● What the task requires: Present the following entries again, word for word and in full.

● Data section:
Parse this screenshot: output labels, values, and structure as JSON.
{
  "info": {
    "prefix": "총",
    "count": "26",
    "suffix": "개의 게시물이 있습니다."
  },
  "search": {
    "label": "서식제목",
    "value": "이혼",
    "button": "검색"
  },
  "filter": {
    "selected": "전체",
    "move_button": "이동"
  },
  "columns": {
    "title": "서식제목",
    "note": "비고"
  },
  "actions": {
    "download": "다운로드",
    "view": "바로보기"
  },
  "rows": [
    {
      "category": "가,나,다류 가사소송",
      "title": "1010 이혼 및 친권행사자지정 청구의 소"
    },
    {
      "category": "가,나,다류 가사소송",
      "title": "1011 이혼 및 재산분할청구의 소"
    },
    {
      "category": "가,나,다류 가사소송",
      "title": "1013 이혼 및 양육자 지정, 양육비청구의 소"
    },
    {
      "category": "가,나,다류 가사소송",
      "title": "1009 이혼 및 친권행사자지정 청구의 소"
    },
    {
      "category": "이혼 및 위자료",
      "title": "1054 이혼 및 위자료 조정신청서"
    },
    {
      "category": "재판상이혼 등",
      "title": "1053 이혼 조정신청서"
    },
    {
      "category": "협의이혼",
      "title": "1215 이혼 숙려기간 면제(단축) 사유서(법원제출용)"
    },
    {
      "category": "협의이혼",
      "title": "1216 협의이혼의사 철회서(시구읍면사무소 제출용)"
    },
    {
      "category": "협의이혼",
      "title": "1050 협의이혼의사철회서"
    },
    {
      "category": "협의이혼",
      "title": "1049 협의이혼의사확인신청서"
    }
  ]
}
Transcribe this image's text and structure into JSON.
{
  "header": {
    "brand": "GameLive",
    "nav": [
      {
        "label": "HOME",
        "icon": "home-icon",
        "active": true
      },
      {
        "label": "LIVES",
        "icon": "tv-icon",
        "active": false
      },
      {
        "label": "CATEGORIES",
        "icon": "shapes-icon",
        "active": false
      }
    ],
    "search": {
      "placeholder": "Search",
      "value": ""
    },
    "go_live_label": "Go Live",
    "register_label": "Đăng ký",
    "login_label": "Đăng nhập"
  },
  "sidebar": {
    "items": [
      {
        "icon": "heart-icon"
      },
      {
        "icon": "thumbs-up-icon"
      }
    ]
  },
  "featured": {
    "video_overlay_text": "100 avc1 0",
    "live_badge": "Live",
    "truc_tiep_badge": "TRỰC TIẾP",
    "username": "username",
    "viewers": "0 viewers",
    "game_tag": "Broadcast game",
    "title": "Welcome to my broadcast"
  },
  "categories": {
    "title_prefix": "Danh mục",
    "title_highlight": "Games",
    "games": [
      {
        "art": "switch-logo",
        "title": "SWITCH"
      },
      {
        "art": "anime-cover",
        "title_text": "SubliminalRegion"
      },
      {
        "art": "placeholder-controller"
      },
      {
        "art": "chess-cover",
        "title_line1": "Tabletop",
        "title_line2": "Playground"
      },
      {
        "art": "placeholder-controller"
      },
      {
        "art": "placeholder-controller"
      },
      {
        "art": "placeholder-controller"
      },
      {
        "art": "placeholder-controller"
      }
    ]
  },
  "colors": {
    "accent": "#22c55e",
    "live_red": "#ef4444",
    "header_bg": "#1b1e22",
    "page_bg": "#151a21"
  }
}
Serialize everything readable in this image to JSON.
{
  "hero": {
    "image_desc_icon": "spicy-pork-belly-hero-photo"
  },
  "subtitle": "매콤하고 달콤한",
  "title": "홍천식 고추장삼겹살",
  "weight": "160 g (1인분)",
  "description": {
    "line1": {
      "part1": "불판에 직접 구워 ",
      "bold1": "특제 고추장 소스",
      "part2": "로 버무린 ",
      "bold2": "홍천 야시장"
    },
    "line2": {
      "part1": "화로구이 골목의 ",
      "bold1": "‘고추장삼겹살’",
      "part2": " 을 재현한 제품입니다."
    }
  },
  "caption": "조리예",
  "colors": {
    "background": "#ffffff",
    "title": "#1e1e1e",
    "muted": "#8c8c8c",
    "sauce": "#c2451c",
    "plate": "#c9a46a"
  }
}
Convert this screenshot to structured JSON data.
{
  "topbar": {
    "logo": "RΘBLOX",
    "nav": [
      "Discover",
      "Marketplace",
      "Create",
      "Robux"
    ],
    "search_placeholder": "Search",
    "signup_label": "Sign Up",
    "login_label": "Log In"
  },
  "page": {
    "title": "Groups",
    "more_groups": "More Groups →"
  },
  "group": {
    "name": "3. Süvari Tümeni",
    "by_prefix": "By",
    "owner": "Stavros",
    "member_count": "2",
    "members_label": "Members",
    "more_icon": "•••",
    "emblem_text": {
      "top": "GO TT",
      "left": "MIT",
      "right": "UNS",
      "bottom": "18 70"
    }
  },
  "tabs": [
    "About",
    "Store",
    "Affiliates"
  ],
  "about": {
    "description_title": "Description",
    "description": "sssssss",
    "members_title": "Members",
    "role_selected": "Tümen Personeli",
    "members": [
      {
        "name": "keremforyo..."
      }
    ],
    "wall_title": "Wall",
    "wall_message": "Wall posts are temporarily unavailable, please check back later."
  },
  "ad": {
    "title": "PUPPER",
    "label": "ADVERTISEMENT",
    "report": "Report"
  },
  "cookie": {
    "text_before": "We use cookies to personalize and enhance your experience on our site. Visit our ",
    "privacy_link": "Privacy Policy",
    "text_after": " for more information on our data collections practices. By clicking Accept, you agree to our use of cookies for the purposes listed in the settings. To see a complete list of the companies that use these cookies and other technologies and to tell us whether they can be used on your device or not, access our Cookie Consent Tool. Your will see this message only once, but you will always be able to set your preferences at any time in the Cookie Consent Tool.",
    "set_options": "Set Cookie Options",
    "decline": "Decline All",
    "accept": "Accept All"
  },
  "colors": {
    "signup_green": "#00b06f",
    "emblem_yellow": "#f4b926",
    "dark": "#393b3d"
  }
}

● Output for this task:
Parse this screenshot: output labels, values, and structure as JSON.
{
  "info": {
    "prefix": "총",
    "count": "26",
    "suffix": "개의 게시물이 있습니다."
  },
  "search": {
    "label": "서식제목",
    "value": "이혼",
    "button": "검색"
  },
  "filter": {
    "selected": "전체",
    "move_button": "이동"
  },
  "columns": {
    "title": "서식제목",
    "note": "비고"
  },
  "actions": {
    "download": "다운로드",
    "view": "바로보기"
  },
  "rows": [
    {
      "category": "가,나,다류 가사소송",
      "title": "1010 이혼 및 친권행사자지정 청구의 소"
    },
    {
      "category": "가,나,다류 가사소송",
      "title": "1011 이혼 및 재산분할청구의 소"
    },
    {
      "category": "가,나,다류 가사소송",
      "title": "1013 이혼 및 양육자 지정, 양육비청구의 소"
    },
    {
      "category": "가,나,다류 가사소송",
      "title": "1009 이혼 및 친권행사자지정 청구의 소"
    },
    {
      "category": "이혼 및 위자료",
      "title": "1054 이혼 및 위자료 조정신청서"
    },
    {
      "category": "재판상이혼 등",
      "title": "1053 이혼 조정신청서"
    },
    {
      "category": "협의이혼",
      "title": "1215 이혼 숙려기간 면제(단축) 사유서(법원제출용)"
    },
    {
      "category": "협의이혼",
      "title": "1216 협의이혼의사 철회서(시구읍면사무소 제출용)"
    },
    {
      "category": "협의이혼",
      "title": "1050 협의이혼의사철회서"
    },
    {
      "category": "협의이혼",
      "title": "1049 협의이혼의사확인신청서"
    }
  ]
}
Transcribe this image's text and structure into JSON.
{
  "header": {
    "brand": "GameLive",
    "nav": [
      {
        "label": "HOME",
        "icon": "home-icon",
        "active": true
      },
      {
        "label": "LIVES",
        "icon": "tv-icon",
        "active": false
      },
      {
        "label": "CATEGORIES",
        "icon": "shapes-icon",
        "active": false
      }
    ],
    "search": {
      "placeholder": "Search",
      "value": ""
    },
    "go_live_label": "Go Live",
    "register_label": "Đăng ký",
    "login_label": "Đăng nhập"
  },
  "sidebar": {
    "items": [
      {
        "icon": "heart-icon"
      },
      {
        "icon": "thumbs-up-icon"
      }
    ]
  },
  "featured": {
    "video_overlay_text": "100 avc1 0",
    "live_badge": "Live",
    "truc_tiep_badge": "TRỰC TIẾP",
    "username": "username",
    "viewers": "0 viewers",
    "game_tag": "Broadcast game",
    "title": "Welcome to my broadcast"
  },
  "categories": {
    "title_prefix": "Danh mục",
    "title_highlight": "Games",
    "games": [
      {
        "art": "switch-logo",
        "title": "SWITCH"
      },
      {
        "art": "anime-cover",
        "title_text": "SubliminalRegion"
      },
      {
        "art": "placeholder-controller"
      },
      {
        "art": "chess-cover",
        "title_line1": "Tabletop",
        "title_line2": "Playground"
      },
      {
        "art": "placeholder-controller"
      },
      {
        "art": "placeholder-controller"
      },
      {
        "art": "placeholder-controller"
      },
      {
        "art": "placeholder-controller"
      }
    ]
  },
  "colors": {
    "accent": "#22c55e",
    "live_red": "#ef4444",
    "header_bg": "#1b1e22",
    "page_bg": "#151a21"
  }
}
Serialize everything readable in this image to JSON.
{
  "hero": {
    "image_desc_icon": "spicy-pork-belly-hero-photo"
  },
  "subtitle": "매콤하고 달콤한",
  "title": "홍천식 고추장삼겹살",
  "weight": "160 g (1인분)",
  "description": {
    "line1": {
      "part1": "불판에 직접 구워 ",
      "bold1": "특제 고추장 소스",
      "part2": "로 버무린 ",
      "bold2": "홍천 야시장"
    },
    "line2": {
      "part1": "화로구이 골목의 ",
      "bold1": "‘고추장삼겹살’",
      "part2": " 을 재현한 제품입니다."
    }
  },
  "caption": "조리예",
  "colors": {
    "background": "#ffffff",
    "title": "#1e1e1e",
    "muted": "#8c8c8c",
    "sauce": "#c2451c",
    "plate": "#c9a46a"
  }
}
Convert this screenshot to structured JSON data.
{
  "topbar": {
    "logo": "RΘBLOX",
    "nav": [
      "Discover",
      "Marketplace",
      "Create",
      "Robux"
    ],
    "search_placeholder": "Search",
    "signup_label": "Sign Up",
    "login_label": "Log In"
  },
  "page": {
    "title": "Groups",
    "more_groups": "More Groups →"
  },
  "group": {
    "name": "3. Süvari Tümeni",
    "by_prefix": "By",
    "owner": "Stavros",
    "member_count": "2",
    "members_label": "Members",
    "more_icon": "•••",
    "emblem_text": {
      "top": "GO TT",
      "left": "MIT",
      "right": "UNS",
      "bottom": "18 70"
    }
  },
  "tabs": [
    "About",
    "Store",
    "Affiliates"
  ],
  "about": {
    "description_title": "Description",
    "description": "sssssss",
    "members_title": "Members",
    "role_selected": "Tümen Personeli",
    "members": [
      {
        "name": "keremforyo..."
      }
    ],
    "wall_title": "Wall",
    "wall_message": "Wall posts are temporarily unavailable, please check back later."
  },
  "ad": {
    "title": "PUPPER",
    "label": "ADVERTISEMENT",
    "report": "Report"
  },
  "cookie": {
    "text_before": "We use cookies to personalize and enhance your experience on our site. Visit our ",
    "privacy_link": "Privacy Policy",
    "text_after": " for more information on our data collections practices. By clicking Accept, you agree to our use of cookies for the purposes listed in the settings. To see a complete list of the companies that use these cookies and other technologies and to tell us whether they can be used on your device or not, access our Cookie Consent Tool. Your will see this message only once, but you will always be able to set your preferences at any time in the Cookie Consent Tool.",
    "set_options": "Set Cookie Options",
    "decline": "Decline All",
    "accept": "Accept All"
  },
  "colors": {
    "signup_green": "#00b06f",
    "emblem_yellow": "#f4b926",
    "dark": "#393b3d"
  }
}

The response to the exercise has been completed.